Exercise - Sum up the reader comments below in exactly two sentences.

━━━━━ Text provided

Patrick Gray (norther NJ)
Sorry for the typo. Should read "some students see their task is to shoot the bull."
David Doney (I.O.U.S.A.)
The points about tribalism are well taken. The facts have long since proven that the conservative ideology is an economic failure, with record income inequality growing under the influence of Reaganism from 1981 to 2007 and the deregulation-driven financial crisis thereafter. Conservatives then argued for austerity rather than stimulus, which fortunately was overriden by Bernanke and Obama, turning the economy and the country around for the better. The major variables were back to pre-crisis levels by 2014, we got 20 million more covered by health insurance, and the boom has continued since then. However, since the crisis, rather than learn from their mistakes, conservatives have doubled-down, putting Republicans in power all over the country, slowing down the Obama recovery as much as possible. They only seem to care that Trump will "Make America White Again" and ignore the lies, the tax cuts for the rich and corporations (of which about 1% are going to workers vs. shareholders if Apple is a proxy for the remainder), and the 3 million more people without health insurance due to Trump's ACA sabotage. There is a cult-like, fact-free ideology in conservatism today, and it simply has to be voted out by people that know better, who consider what the CBO says about the economy first and not Fox News.
Terry Malouf (Boulder, CO)
I love philosophy--classical, modern, post-modern, whatever--as much as anyone. But this analysis is using a sledgehammer to open a peanut. I'm not even sure DJT's shell has anything inside of it.
A. Stanton (Dallas, TX)

━━━━━━━━━━
━━━━━ Dataset content

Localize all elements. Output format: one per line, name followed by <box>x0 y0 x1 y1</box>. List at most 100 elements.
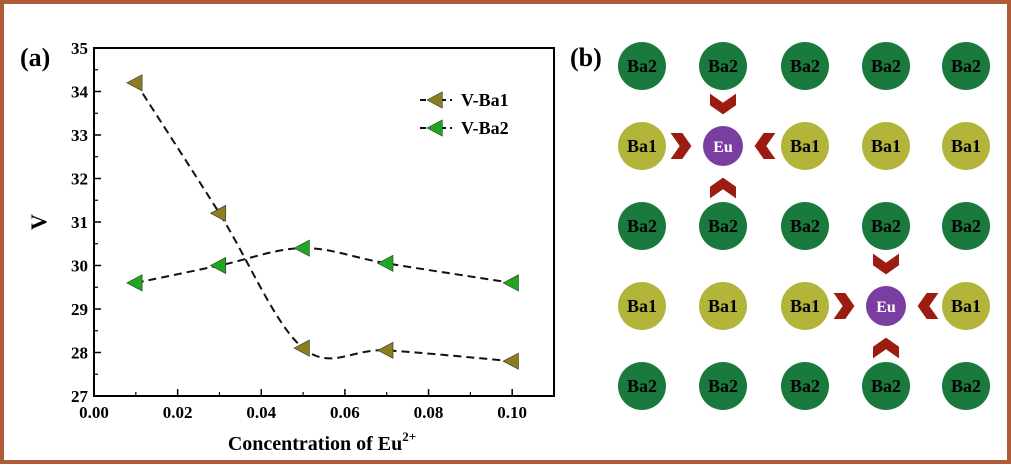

━━━━━━━━━━

Result for this exercise - Patrick Gray corrects a typo, and David Doney argues that conservative ideology has failed economically, credits Bernanke and Obama with turning the economy around, and says today's fact-free conservatism must be voted out. Terry Malouf says that, despite loving philosophy, the analysis is like using a sledgehammer to open a peanut, and doubts that DJT's shell has anything inside it.